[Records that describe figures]

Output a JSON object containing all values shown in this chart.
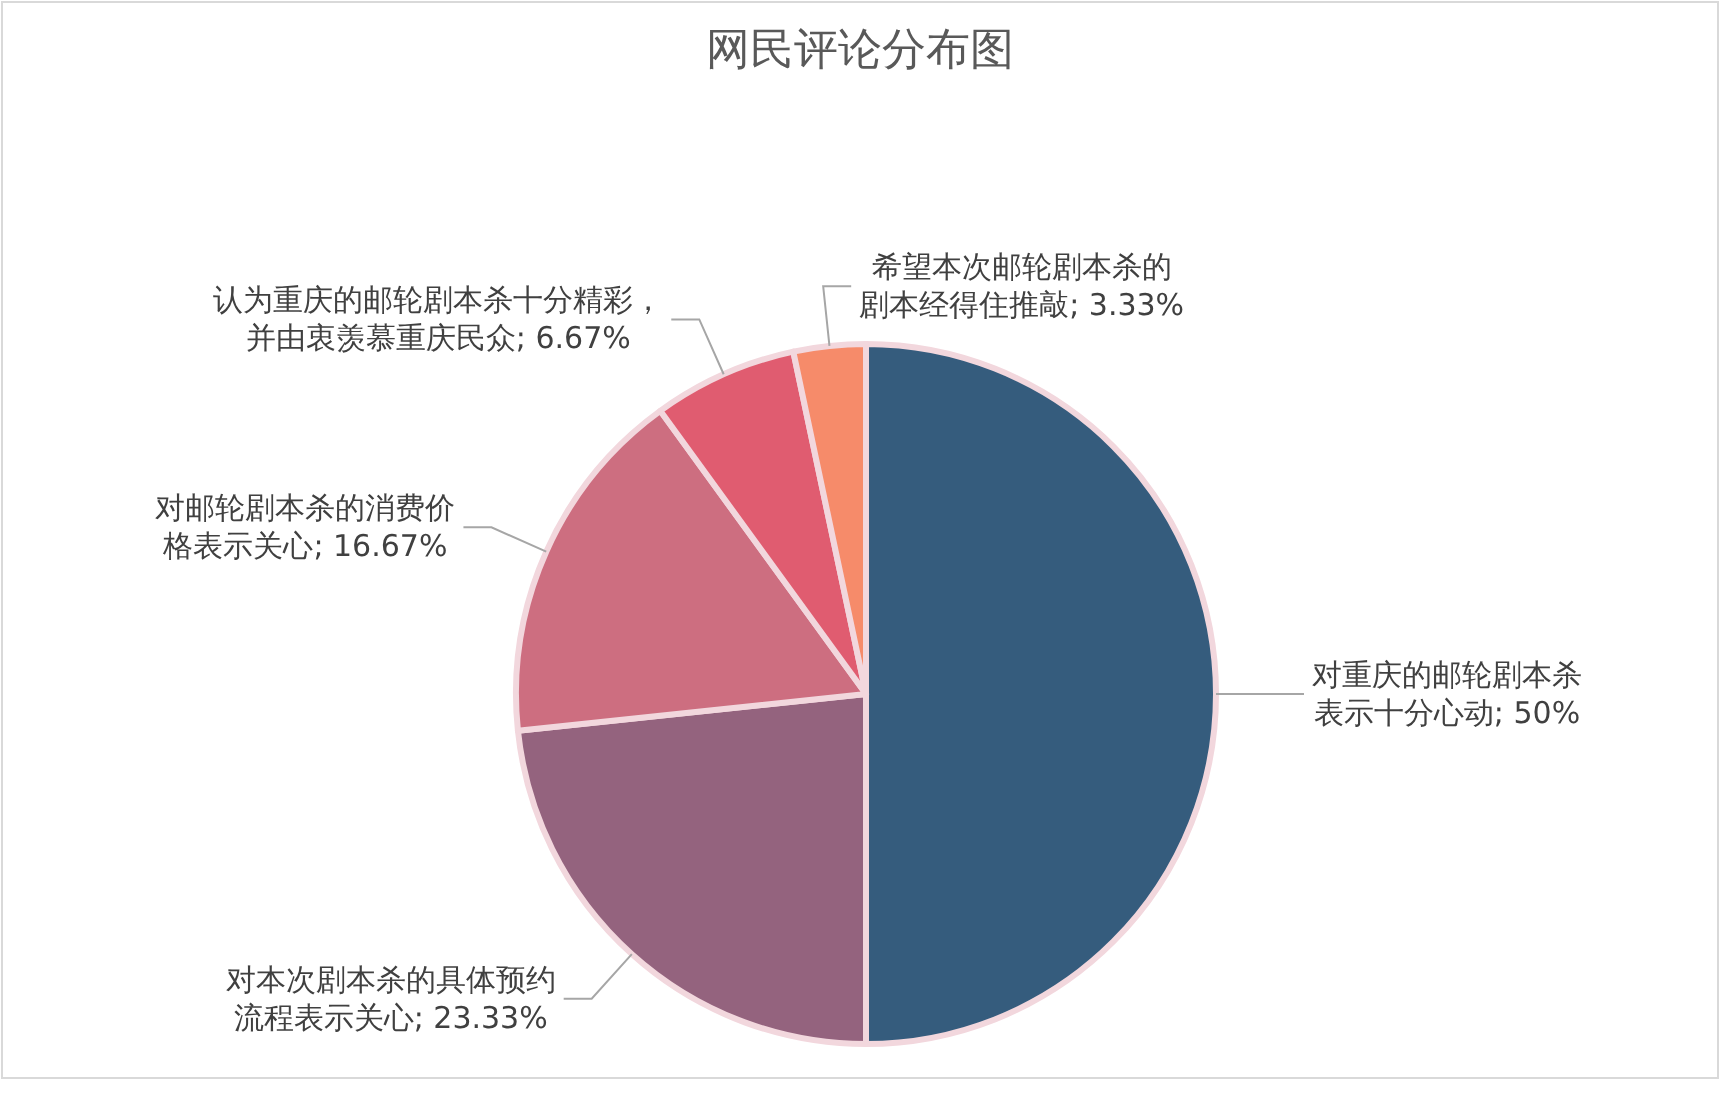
{
  "chart_data": {
    "type": "pie",
    "title": "网民评论分布图",
    "categories": [
      "对重庆的邮轮剧本杀表示十分心动",
      "对本次剧本杀的具体预约流程表示关心",
      "对邮轮剧本杀的消费价格表示关心",
      "认为重庆的邮轮剧本杀十分精彩，并由衷羡慕重庆民众",
      "希望本次邮轮剧本杀的剧本经得住推敲"
    ],
    "values": [
      50,
      23.33,
      16.67,
      6.67,
      3.33
    ],
    "colors": [
      "#355c7d",
      "#94637e",
      "#cd6e80",
      "#e05c70",
      "#f68b6a"
    ],
    "value_labels": [
      "; 50%",
      "; 23.33%",
      "; 16.67%",
      "; 6.67%",
      "; 3.33%"
    ]
  }
}
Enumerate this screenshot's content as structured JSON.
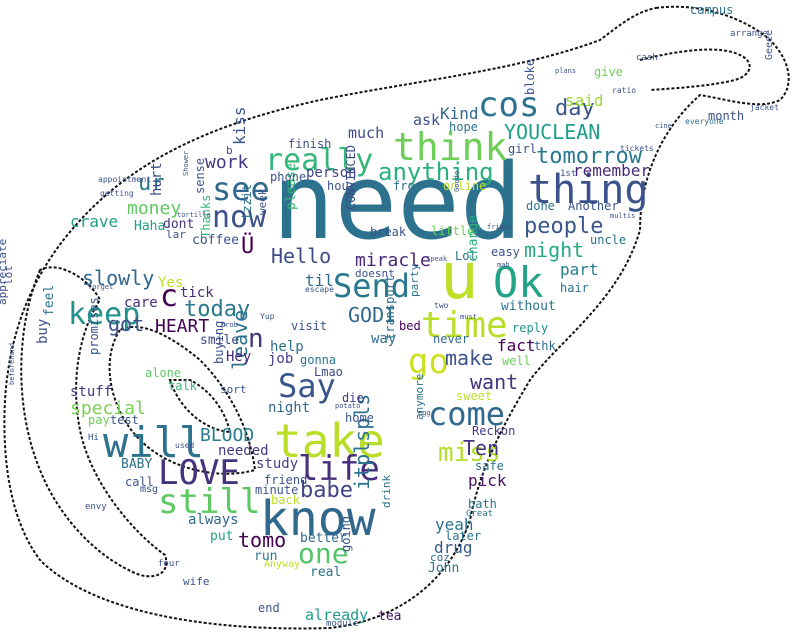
{
  "words": [
    {
      "text": "need",
      "color": "#2c728e"
    },
    {
      "text": "u",
      "color": "#bddf26"
    },
    {
      "text": "Ok",
      "color": "#20a386"
    },
    {
      "text": "know",
      "color": "#31688e"
    },
    {
      "text": "take",
      "color": "#b8de29"
    },
    {
      "text": "will",
      "color": "#2c728e"
    },
    {
      "text": "thing",
      "color": "#3b528b"
    },
    {
      "text": "think",
      "color": "#6ece58"
    },
    {
      "text": "time",
      "color": "#b8de29"
    },
    {
      "text": "Send",
      "color": "#2a788e"
    },
    {
      "text": "Say",
      "color": "#39568c"
    },
    {
      "text": "come",
      "color": "#31688e"
    },
    {
      "text": "LOVE",
      "color": "#46337e"
    },
    {
      "text": "life",
      "color": "#472d7b"
    },
    {
      "text": "still",
      "color": "#5ec962"
    },
    {
      "text": "go",
      "color": "#cae11f"
    },
    {
      "text": "miss",
      "color": "#b5de2b"
    },
    {
      "text": "really",
      "color": "#35b779"
    },
    {
      "text": "see",
      "color": "#31688e"
    },
    {
      "text": "now",
      "color": "#3b528b"
    },
    {
      "text": "cos",
      "color": "#2c728e"
    },
    {
      "text": "one",
      "color": "#52c569"
    },
    {
      "text": "keep",
      "color": "#21918c"
    },
    {
      "text": "babe",
      "color": "#414487"
    },
    {
      "text": "anything",
      "color": "#2ab07f"
    },
    {
      "text": "people",
      "color": "#39568c"
    },
    {
      "text": "tomorrow",
      "color": "#2a788e"
    },
    {
      "text": "YOUCLEAN",
      "color": "#1f9e89"
    },
    {
      "text": "day",
      "color": "#39568c"
    },
    {
      "text": "Hello",
      "color": "#3e4a89"
    },
    {
      "text": "today",
      "color": "#2a788e"
    },
    {
      "text": "c",
      "color": "#440154"
    },
    {
      "text": "n",
      "color": "#46337e"
    },
    {
      "text": "slowly",
      "color": "#31688e"
    },
    {
      "text": "HEART",
      "color": "#440154"
    },
    {
      "text": "BLOOD",
      "color": "#287c8e"
    },
    {
      "text": "GODI",
      "color": "#31688e"
    },
    {
      "text": "got",
      "color": "#3b528b"
    },
    {
      "text": "money",
      "color": "#5ec962"
    },
    {
      "text": "work",
      "color": "#453781"
    },
    {
      "text": "ur",
      "color": "#2a788e"
    },
    {
      "text": "crave",
      "color": "#1f9e89"
    },
    {
      "text": "might",
      "color": "#25ab82"
    },
    {
      "text": "make",
      "color": "#3b528b"
    },
    {
      "text": "want",
      "color": "#46337e"
    },
    {
      "text": "Ten",
      "color": "#46337e"
    },
    {
      "text": "tomo",
      "color": "#440154"
    },
    {
      "text": "itplspls",
      "color": "#2c728e"
    },
    {
      "text": "miracle",
      "color": "#482878"
    },
    {
      "text": "Kind",
      "color": "#31688e"
    },
    {
      "text": "leave",
      "color": "#2c728e"
    },
    {
      "text": "special",
      "color": "#7ad151"
    },
    {
      "text": "drug",
      "color": "#375a8c"
    },
    {
      "text": "yeah",
      "color": "#2c728e"
    },
    {
      "text": "pick",
      "color": "#471365"
    },
    {
      "text": "fact",
      "color": "#440154"
    },
    {
      "text": "remember",
      "color": "#482878"
    },
    {
      "text": "part",
      "color": "#287c8e"
    },
    {
      "text": "much",
      "color": "#3e4a89"
    },
    {
      "text": "ask",
      "color": "#3b528b"
    },
    {
      "text": "said",
      "color": "#a0da39"
    },
    {
      "text": "kiss",
      "color": "#3b528b"
    },
    {
      "text": "hurt",
      "color": "#3e4a89"
    },
    {
      "text": "dont",
      "color": "#46337e"
    },
    {
      "text": "Haha",
      "color": "#1f9e89"
    },
    {
      "text": "Yes",
      "color": "#bddf26"
    },
    {
      "text": "tick",
      "color": "#472d7b"
    },
    {
      "text": "care",
      "color": "#472d7b"
    },
    {
      "text": "til",
      "color": "#31688e"
    },
    {
      "text": "help",
      "color": "#2c728e"
    },
    {
      "text": "job",
      "color": "#424086"
    },
    {
      "text": "Hey",
      "color": "#482475"
    },
    {
      "text": "smile",
      "color": "#3e4a89"
    },
    {
      "text": "buy",
      "color": "#3b528b"
    },
    {
      "text": "feel",
      "color": "#2c728e"
    },
    {
      "text": "stuff",
      "color": "#443983"
    },
    {
      "text": "needed",
      "color": "#443983"
    },
    {
      "text": "BABY",
      "color": "#2c728e"
    },
    {
      "text": "study",
      "color": "#414487"
    },
    {
      "text": "always",
      "color": "#31688e"
    },
    {
      "text": "friend",
      "color": "#3b528b"
    },
    {
      "text": "minute",
      "color": "#3b528b"
    },
    {
      "text": "put",
      "color": "#1f9e89"
    },
    {
      "text": "run",
      "color": "#2a788e"
    },
    {
      "text": "better",
      "color": "#31688e"
    },
    {
      "text": "real",
      "color": "#2c728e"
    },
    {
      "text": "already",
      "color": "#1f9e89"
    },
    {
      "text": "end",
      "color": "#3b528b"
    },
    {
      "text": "tea",
      "color": "#471365"
    },
    {
      "text": "John",
      "color": "#2c728e"
    },
    {
      "text": "later",
      "color": "#2c728e"
    },
    {
      "text": "bath",
      "color": "#2c728e"
    },
    {
      "text": "night",
      "color": "#31688e"
    },
    {
      "text": "gonna",
      "color": "#2c728e"
    },
    {
      "text": "Lmao",
      "color": "#3e4a89"
    },
    {
      "text": "visit",
      "color": "#3b528b"
    },
    {
      "text": "die",
      "color": "#443983"
    },
    {
      "text": "home",
      "color": "#3b528b"
    },
    {
      "text": "never",
      "color": "#31688e"
    },
    {
      "text": "way",
      "color": "#2c728e"
    },
    {
      "text": "bed",
      "color": "#440154"
    },
    {
      "text": "reply",
      "color": "#21918c"
    },
    {
      "text": "without",
      "color": "#2c728e"
    },
    {
      "text": "thk",
      "color": "#31688e"
    },
    {
      "text": "well",
      "color": "#6ece58"
    },
    {
      "text": "Reckon",
      "color": "#443983"
    },
    {
      "text": "safe",
      "color": "#2c728e"
    },
    {
      "text": "sweet",
      "color": "#bddf26"
    },
    {
      "text": "test",
      "color": "#3b528b"
    },
    {
      "text": "pay",
      "color": "#6ece58"
    },
    {
      "text": "promises",
      "color": "#3b528b"
    },
    {
      "text": "alone",
      "color": "#5ec962"
    },
    {
      "text": "talk",
      "color": "#35b779"
    },
    {
      "text": "Thanks",
      "color": "#35b779"
    },
    {
      "text": "buying",
      "color": "#3b528b"
    },
    {
      "text": "coffee",
      "color": "#3b528b"
    },
    {
      "text": "Ü",
      "color": "#440154"
    },
    {
      "text": "izzit",
      "color": "#2c728e"
    },
    {
      "text": "week",
      "color": "#3b528b"
    },
    {
      "text": "please",
      "color": "#35b779"
    },
    {
      "text": "CONVINCED",
      "color": "#3e4a89"
    },
    {
      "text": "break",
      "color": "#3b528b"
    },
    {
      "text": "little",
      "color": "#6ece58"
    },
    {
      "text": "Lol",
      "color": "#2c728e"
    },
    {
      "text": "easy",
      "color": "#3b528b"
    },
    {
      "text": "change",
      "color": "#2ab07f"
    },
    {
      "text": "party",
      "color": "#2c728e"
    },
    {
      "text": "transport",
      "color": "#2c728e"
    },
    {
      "text": "doesnt",
      "color": "#3b528b"
    },
    {
      "text": "hour",
      "color": "#3b528b"
    },
    {
      "text": "free",
      "color": "#2c728e"
    },
    {
      "text": "online",
      "color": "#bddf26"
    },
    {
      "text": "person",
      "color": "#414487"
    },
    {
      "text": "phone",
      "color": "#3b528b"
    },
    {
      "text": "finish",
      "color": "#3b528b"
    },
    {
      "text": "sense",
      "color": "#3b528b"
    },
    {
      "text": "hope",
      "color": "#2c728e"
    },
    {
      "text": "girl",
      "color": "#3b528b"
    },
    {
      "text": "bloke",
      "color": "#3b528b"
    },
    {
      "text": "done",
      "color": "#2c728e"
    },
    {
      "text": "Another",
      "color": "#3b528b"
    },
    {
      "text": "uncle",
      "color": "#2c728e"
    },
    {
      "text": "hair",
      "color": "#2c728e"
    },
    {
      "text": "month",
      "color": "#3b528b"
    },
    {
      "text": "give",
      "color": "#6ece58"
    },
    {
      "text": "campus",
      "color": "#2c728e"
    },
    {
      "text": "arrange",
      "color": "#3b528b"
    },
    {
      "text": "cash",
      "color": "#3b528b"
    },
    {
      "text": "Geeee",
      "color": "#3b528b"
    },
    {
      "text": "jacket",
      "color": "#3b528b"
    },
    {
      "text": "everyone",
      "color": "#2c728e"
    },
    {
      "text": "tickets",
      "color": "#3b528b"
    },
    {
      "text": "1st",
      "color": "#3b528b"
    },
    {
      "text": "ratio",
      "color": "#3b528b"
    },
    {
      "text": "appreciate",
      "color": "#3b528b"
    },
    {
      "text": "lot",
      "color": "#3b528b"
    },
    {
      "text": "envy",
      "color": "#3b528b"
    },
    {
      "text": "wife",
      "color": "#3b528b"
    },
    {
      "text": "four",
      "color": "#3b528b"
    },
    {
      "text": "call",
      "color": "#3b528b"
    },
    {
      "text": "msg",
      "color": "#3b528b"
    },
    {
      "text": "back",
      "color": "#bddf26"
    },
    {
      "text": "Anyway",
      "color": "#bddf26"
    },
    {
      "text": "going",
      "color": "#3b528b"
    },
    {
      "text": "module",
      "color": "#3b528b"
    },
    {
      "text": "drink",
      "color": "#2c728e"
    },
    {
      "text": "coz",
      "color": "#2c728e"
    },
    {
      "text": "Great",
      "color": "#2c728e"
    },
    {
      "text": "anymore",
      "color": "#2c728e"
    },
    {
      "text": "sort",
      "color": "#3b528b"
    },
    {
      "text": "used",
      "color": "#3b528b"
    },
    {
      "text": "Hi",
      "color": "#3b528b"
    },
    {
      "text": "appointment",
      "color": "#3b528b"
    },
    {
      "text": "getting",
      "color": "#3b528b"
    },
    {
      "text": "b",
      "color": "#3b528b"
    },
    {
      "text": "lar",
      "color": "#3b528b"
    },
    {
      "text": "potato",
      "color": "#3b528b"
    },
    {
      "text": "escape",
      "color": "#3b528b"
    },
    {
      "text": "must",
      "color": "#3b528b"
    },
    {
      "text": "two",
      "color": "#3b528b"
    },
    {
      "text": "mah",
      "color": "#3b528b"
    },
    {
      "text": "friday",
      "color": "#3b528b"
    },
    {
      "text": "multis",
      "color": "#3b528b"
    },
    {
      "text": "Yup",
      "color": "#3b528b"
    },
    {
      "text": "prob",
      "color": "#3b528b"
    },
    {
      "text": "tortilla",
      "color": "#3b528b"
    },
    {
      "text": "Shower",
      "color": "#3b528b"
    },
    {
      "text": "forget",
      "color": "#3b528b"
    },
    {
      "text": "beforehand",
      "color": "#3b528b"
    },
    {
      "text": "cine",
      "color": "#3b528b"
    },
    {
      "text": "egg",
      "color": "#3b528b"
    },
    {
      "text": "Speak",
      "color": "#3b528b"
    },
    {
      "text": "Goodo",
      "color": "#3b528b"
    },
    {
      "text": "plans",
      "color": "#3b528b"
    }
  ]
}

**EXERCISE:** Find each line with the string "JSON" and copy it out.

**WRITTEN SOLUTION:**
Output a JSON object containing all values shown in this chart.
Enumerate this screenshot's content as structured JSON.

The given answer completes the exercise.